— Start —

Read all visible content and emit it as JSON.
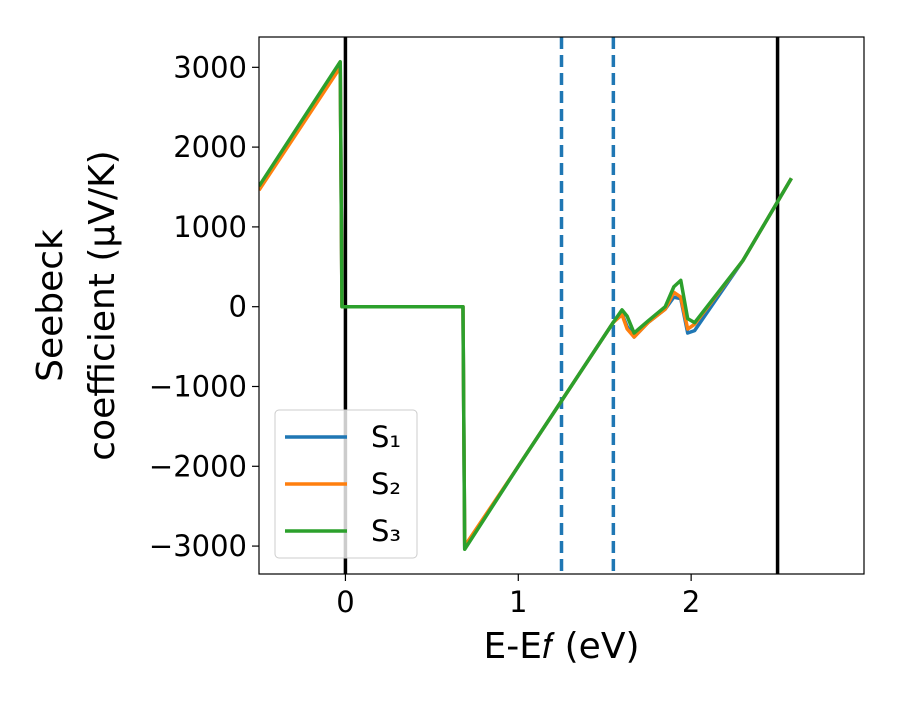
{
  "chart_data": {
    "type": "line",
    "xlabel": "E-E𝑓 (eV)",
    "ylabel": [
      "Seebeck",
      "coefficient  (μV/K)"
    ],
    "x": [
      -0.5,
      -0.03,
      -0.02,
      0.68,
      0.69,
      1.0,
      1.25,
      1.55,
      1.6,
      1.63,
      1.67,
      1.75,
      1.85,
      1.9,
      1.94,
      1.98,
      2.02,
      2.3,
      2.58
    ],
    "series": [
      {
        "name": "S₁",
        "color": "#1f77b4",
        "values": [
          1480,
          3050,
          0,
          0,
          -3030,
          -2000,
          -1180,
          -195,
          -90,
          -250,
          -380,
          -200,
          -30,
          120,
          100,
          -330,
          -300,
          580,
          1610
        ]
      },
      {
        "name": "S₂",
        "color": "#ff7f0e",
        "values": [
          1460,
          3000,
          0,
          0,
          -3000,
          -2000,
          -1180,
          -195,
          -100,
          -280,
          -380,
          -200,
          -30,
          180,
          120,
          -280,
          -220,
          580,
          1610
        ]
      },
      {
        "name": "S₃",
        "color": "#2ca02c",
        "values": [
          1510,
          3070,
          0,
          0,
          -3040,
          -2000,
          -1180,
          -195,
          -40,
          -120,
          -330,
          -180,
          0,
          250,
          330,
          -150,
          -200,
          580,
          1610
        ]
      }
    ],
    "vlines": [
      {
        "x": 0,
        "color": "#000000",
        "style": "solid"
      },
      {
        "x": 2.5,
        "color": "#000000",
        "style": "solid"
      },
      {
        "x": 1.25,
        "color": "#1f77b4",
        "style": "dashed"
      },
      {
        "x": 1.55,
        "color": "#1f77b4",
        "style": "dashed"
      }
    ],
    "xlim": [
      -0.5,
      3.0
    ],
    "xticks": [
      0,
      1,
      2
    ],
    "ylim": [
      -3350,
      3380
    ],
    "yticks": [
      {
        "value": -3000,
        "label": "−3000"
      },
      {
        "value": -2000,
        "label": "−2000"
      },
      {
        "value": -1000,
        "label": "−1000"
      },
      0,
      1000,
      2000,
      3000
    ],
    "grid": false,
    "legend": "lower left"
  }
}
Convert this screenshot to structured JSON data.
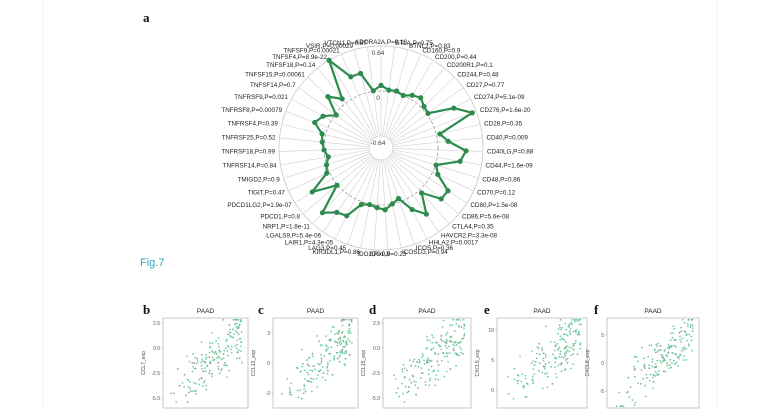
{
  "figure": {
    "panel_a": "a",
    "fig_caption": "Fig.7",
    "panels_small": [
      "b",
      "c",
      "d",
      "e",
      "f"
    ]
  },
  "chart_data": [
    {
      "type": "radar",
      "panel": "a",
      "color": "#2e8b4e",
      "radial_labels": [
        "0.64",
        "0",
        "-0.64"
      ],
      "rlim": [
        -0.64,
        0.64
      ],
      "categories": [
        "ADORA2A,P=0.18",
        "BTLA,P=0.75",
        "BTNL2,P=0.83",
        "CD160,P=0.9",
        "CD200,P=0.44",
        "CD200R1,P=0.1",
        "CD244,P=0.48",
        "CD27,P=0.77",
        "CD274,P=5.1e-09",
        "CD276,P=1.6e-20",
        "CD28,P=0.35",
        "CD40,P=0.009",
        "CD40LG,P=0.88",
        "CD44,P=1.6e-09",
        "CD48,P=0.86",
        "CD70,P=0.12",
        "CD80,P=1.5e-08",
        "CD86,P=5.6e-08",
        "CTLA4,P=0.35",
        "HAVCR2,P=3.3e-08",
        "HHLA2,P=0.0017",
        "ICOS,P=0.36",
        "ICOSLG,P=0.94",
        "IDO1,P=0.23",
        "IDO2,P=0.5",
        "KIR3DL1,P=0.86",
        "LAG3,P=0.45",
        "LAIR1,P=4.3e-05",
        "LGALS9,P=5.4e-06",
        "NRP1,P=1.8e-11",
        "PDCD1,P=0.8",
        "PDCD1LG2,P=1.9e-07",
        "TIGIT,P=0.47",
        "TMIGD2,P=0.9",
        "TNFRSF14,P=0.84",
        "TNFRSF18,P=0.99",
        "TNFRSF25,P=0.52",
        "TNFRSF4,P=0.39",
        "TNFRSF8,P=0.00079",
        "TNFRSF9,P=0.021",
        "TNFSF14,P=0.7",
        "TNFSF15,P=0.00061",
        "TNFSF18,P=0.14",
        "TNFSF4,P=8.9e-22",
        "TNFSF9,P=0.00021",
        "VSIR,P=0.00029",
        "VTCN1,P=0.87"
      ],
      "values": [
        0.08,
        0.02,
        0.03,
        0.0,
        0.06,
        0.1,
        0.04,
        0.02,
        0.37,
        0.58,
        0.05,
        0.15,
        0.4,
        0.33,
        0.01,
        0.08,
        0.32,
        0.31,
        0.05,
        0.33,
        0.17,
        -0.05,
        0.0,
        0.07,
        0.04,
        0.01,
        0.04,
        0.27,
        0.3,
        0.43,
        0.01,
        0.35,
        0.04,
        0.0,
        -0.05,
        0.0,
        0.03,
        0.05,
        0.2,
        0.13,
        -0.02,
        0.24,
        0.08,
        0.64,
        0.29,
        0.29,
        0.01
      ]
    },
    {
      "type": "scatter",
      "panel": "b",
      "title": "PAAD",
      "ylabel": "CCL7_exp",
      "yticks": [
        "2.5",
        "0.0",
        "-2.5",
        "-5.0"
      ],
      "ylim": [
        -6,
        3
      ],
      "color": "#5cc28f"
    },
    {
      "type": "scatter",
      "panel": "c",
      "title": "PAAD",
      "ylabel": "CCL13_exp",
      "yticks": [
        "3",
        "0",
        "-3"
      ],
      "ylim": [
        -4.5,
        4.5
      ],
      "color": "#5cc28f"
    },
    {
      "type": "scatter",
      "panel": "d",
      "title": "PAAD",
      "ylabel": "CCL15_exp",
      "yticks": [
        "2.5",
        "0.0",
        "-2.5",
        "-5.0"
      ],
      "ylim": [
        -6,
        3
      ],
      "color": "#5cc28f"
    },
    {
      "type": "scatter",
      "panel": "e",
      "title": "PAAD",
      "ylabel": "CXCL5_exp",
      "yticks": [
        "10",
        "5",
        "0"
      ],
      "ylim": [
        -3,
        12
      ],
      "color": "#5cc28f"
    },
    {
      "type": "scatter",
      "panel": "f",
      "title": "PAAD",
      "ylabel": "CXCL8_exp",
      "yticks": [
        "5",
        "0",
        "-5"
      ],
      "ylim": [
        -8,
        8
      ],
      "color": "#5cc28f"
    }
  ]
}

— End —

* Job
Pull every line containing "JSON" from the data.

* Finished task
Read all visible content and emit it as JSON.
Convert this screenshot to structured JSON data.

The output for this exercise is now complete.